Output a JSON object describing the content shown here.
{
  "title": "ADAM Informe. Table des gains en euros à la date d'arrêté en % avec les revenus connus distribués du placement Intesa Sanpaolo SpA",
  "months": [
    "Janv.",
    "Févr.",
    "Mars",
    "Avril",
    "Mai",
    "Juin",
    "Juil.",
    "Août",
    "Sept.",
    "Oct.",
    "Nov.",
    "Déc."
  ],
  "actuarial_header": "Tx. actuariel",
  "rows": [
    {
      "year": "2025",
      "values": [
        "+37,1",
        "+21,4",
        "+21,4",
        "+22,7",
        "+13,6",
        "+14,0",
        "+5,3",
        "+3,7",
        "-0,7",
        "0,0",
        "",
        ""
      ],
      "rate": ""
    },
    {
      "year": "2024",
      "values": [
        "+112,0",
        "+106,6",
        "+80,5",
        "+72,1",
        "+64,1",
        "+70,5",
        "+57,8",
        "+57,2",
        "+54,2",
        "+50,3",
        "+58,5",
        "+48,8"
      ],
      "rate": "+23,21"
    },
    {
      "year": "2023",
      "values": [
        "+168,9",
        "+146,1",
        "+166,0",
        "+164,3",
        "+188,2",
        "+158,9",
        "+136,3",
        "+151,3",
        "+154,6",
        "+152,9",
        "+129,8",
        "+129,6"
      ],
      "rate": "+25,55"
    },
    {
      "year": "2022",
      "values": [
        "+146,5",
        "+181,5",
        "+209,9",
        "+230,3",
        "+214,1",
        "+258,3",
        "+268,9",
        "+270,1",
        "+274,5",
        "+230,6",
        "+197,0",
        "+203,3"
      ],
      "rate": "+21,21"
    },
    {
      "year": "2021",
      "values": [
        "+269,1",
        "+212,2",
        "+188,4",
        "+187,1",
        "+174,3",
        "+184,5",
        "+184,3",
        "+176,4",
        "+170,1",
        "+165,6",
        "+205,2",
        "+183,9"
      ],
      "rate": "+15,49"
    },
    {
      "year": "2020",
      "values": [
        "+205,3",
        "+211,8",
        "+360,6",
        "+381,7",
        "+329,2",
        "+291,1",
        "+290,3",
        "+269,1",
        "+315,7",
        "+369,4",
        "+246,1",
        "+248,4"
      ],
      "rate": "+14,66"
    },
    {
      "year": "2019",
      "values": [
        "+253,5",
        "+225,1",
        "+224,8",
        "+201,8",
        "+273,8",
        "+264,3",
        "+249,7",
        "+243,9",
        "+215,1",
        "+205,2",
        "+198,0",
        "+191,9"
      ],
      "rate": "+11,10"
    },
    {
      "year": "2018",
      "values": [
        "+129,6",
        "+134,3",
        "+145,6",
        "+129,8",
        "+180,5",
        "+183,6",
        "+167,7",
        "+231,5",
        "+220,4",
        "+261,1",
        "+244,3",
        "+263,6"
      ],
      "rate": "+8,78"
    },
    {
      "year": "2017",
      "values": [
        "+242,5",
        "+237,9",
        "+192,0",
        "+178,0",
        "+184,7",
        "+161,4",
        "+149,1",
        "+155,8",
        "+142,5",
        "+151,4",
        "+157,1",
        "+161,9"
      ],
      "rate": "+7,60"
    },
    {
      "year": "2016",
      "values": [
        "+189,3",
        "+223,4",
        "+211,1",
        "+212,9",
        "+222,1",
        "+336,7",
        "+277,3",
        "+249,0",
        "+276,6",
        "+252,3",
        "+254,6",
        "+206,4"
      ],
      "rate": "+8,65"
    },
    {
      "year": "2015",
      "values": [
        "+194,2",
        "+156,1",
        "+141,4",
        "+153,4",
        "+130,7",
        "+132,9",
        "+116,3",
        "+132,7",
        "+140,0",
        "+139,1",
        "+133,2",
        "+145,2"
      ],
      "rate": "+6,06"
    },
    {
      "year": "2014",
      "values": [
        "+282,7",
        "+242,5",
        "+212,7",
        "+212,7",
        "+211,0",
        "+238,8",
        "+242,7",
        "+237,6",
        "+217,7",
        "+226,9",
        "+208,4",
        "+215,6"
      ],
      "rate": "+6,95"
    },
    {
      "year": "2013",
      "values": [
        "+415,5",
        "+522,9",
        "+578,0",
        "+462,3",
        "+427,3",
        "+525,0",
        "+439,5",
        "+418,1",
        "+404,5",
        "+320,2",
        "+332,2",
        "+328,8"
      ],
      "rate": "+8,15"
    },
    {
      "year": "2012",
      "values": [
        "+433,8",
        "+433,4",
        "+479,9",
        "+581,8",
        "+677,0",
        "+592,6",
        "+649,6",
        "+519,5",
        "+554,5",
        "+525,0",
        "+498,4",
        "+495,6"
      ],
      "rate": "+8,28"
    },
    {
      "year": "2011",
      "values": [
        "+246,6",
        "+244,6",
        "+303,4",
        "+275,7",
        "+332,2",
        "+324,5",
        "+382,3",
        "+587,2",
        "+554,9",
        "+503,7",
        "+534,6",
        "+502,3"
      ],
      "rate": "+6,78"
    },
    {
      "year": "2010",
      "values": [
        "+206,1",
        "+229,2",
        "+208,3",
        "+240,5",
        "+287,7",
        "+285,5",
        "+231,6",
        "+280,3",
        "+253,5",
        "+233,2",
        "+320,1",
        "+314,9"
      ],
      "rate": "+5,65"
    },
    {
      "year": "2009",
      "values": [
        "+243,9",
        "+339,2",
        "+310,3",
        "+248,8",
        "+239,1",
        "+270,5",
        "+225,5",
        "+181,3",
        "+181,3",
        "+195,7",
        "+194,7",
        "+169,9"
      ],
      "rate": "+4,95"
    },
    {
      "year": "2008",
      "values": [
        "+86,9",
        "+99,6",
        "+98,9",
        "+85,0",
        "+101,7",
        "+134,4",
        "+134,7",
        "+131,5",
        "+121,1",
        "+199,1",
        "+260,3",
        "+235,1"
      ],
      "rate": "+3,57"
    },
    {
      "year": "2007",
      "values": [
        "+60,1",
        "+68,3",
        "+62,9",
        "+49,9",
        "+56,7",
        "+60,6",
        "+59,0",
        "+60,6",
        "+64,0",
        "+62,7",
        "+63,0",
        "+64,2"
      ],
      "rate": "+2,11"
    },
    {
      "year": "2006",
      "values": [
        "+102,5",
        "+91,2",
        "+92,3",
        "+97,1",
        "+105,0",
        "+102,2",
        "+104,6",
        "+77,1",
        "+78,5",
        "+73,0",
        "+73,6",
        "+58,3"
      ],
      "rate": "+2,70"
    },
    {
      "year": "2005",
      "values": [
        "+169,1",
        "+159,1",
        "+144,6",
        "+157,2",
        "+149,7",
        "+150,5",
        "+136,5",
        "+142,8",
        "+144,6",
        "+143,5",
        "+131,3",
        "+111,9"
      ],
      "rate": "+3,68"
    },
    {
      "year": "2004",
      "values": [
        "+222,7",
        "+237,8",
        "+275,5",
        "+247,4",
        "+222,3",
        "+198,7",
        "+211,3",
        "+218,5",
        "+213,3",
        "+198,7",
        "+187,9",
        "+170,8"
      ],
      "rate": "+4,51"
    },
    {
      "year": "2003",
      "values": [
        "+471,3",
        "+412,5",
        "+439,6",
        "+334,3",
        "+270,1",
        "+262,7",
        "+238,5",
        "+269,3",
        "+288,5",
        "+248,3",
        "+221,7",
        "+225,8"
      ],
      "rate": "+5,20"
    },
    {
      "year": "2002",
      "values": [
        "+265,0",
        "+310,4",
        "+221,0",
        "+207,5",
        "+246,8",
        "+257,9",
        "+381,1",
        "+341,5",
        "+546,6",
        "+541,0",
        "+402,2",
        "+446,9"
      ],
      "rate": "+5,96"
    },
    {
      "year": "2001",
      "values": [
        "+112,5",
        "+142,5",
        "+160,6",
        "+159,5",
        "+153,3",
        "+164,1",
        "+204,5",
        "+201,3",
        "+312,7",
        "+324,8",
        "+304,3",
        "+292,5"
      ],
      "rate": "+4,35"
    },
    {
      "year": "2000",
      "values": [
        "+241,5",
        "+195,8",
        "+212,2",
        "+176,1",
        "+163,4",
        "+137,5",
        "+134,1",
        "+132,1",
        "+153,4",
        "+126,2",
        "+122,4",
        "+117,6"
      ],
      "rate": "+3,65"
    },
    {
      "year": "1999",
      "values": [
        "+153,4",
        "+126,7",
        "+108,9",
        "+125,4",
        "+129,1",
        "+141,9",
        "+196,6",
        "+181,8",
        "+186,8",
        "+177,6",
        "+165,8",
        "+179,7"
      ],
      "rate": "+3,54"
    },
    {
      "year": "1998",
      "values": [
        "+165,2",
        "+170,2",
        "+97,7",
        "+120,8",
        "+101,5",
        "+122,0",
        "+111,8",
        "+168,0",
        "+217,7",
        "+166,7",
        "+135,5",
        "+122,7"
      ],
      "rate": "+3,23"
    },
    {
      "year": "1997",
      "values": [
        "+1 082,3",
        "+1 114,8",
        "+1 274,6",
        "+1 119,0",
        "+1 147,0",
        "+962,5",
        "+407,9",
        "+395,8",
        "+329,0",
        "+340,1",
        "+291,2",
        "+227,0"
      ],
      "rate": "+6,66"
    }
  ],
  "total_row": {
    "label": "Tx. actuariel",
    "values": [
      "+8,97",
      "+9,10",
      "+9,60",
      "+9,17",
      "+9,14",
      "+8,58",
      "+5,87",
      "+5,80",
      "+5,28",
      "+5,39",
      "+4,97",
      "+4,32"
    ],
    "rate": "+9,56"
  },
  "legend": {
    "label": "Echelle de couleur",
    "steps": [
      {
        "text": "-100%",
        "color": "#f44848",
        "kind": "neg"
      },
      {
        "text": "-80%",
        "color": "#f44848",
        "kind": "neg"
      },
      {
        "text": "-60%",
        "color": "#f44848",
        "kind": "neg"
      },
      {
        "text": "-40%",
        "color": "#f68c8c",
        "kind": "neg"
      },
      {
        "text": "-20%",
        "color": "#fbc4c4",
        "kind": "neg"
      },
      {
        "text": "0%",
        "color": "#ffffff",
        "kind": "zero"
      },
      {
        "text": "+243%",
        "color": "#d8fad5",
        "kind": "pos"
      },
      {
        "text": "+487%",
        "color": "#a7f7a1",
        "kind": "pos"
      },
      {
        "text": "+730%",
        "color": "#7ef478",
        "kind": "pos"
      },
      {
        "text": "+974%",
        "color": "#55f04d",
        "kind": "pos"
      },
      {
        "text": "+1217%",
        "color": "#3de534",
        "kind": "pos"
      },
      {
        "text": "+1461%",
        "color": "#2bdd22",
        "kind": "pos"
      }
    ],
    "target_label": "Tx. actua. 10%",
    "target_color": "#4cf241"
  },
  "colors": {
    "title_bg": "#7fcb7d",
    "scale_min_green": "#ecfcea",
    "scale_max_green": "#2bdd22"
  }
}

GOAL
Gather each line from the entries above that includes the word "text".

ANSWER FOR THE TASK
        "text": "-100%",
        "text": "-80%",
        "text": "-60%",
        "text": "-40%",
        "text": "-20%",
        "text": "0%",
        "text": "+243%",
        "text": "+487%",
        "text": "+730%",
        "text": "+974%",
        "text": "+1217%",
        "text": "+1461%",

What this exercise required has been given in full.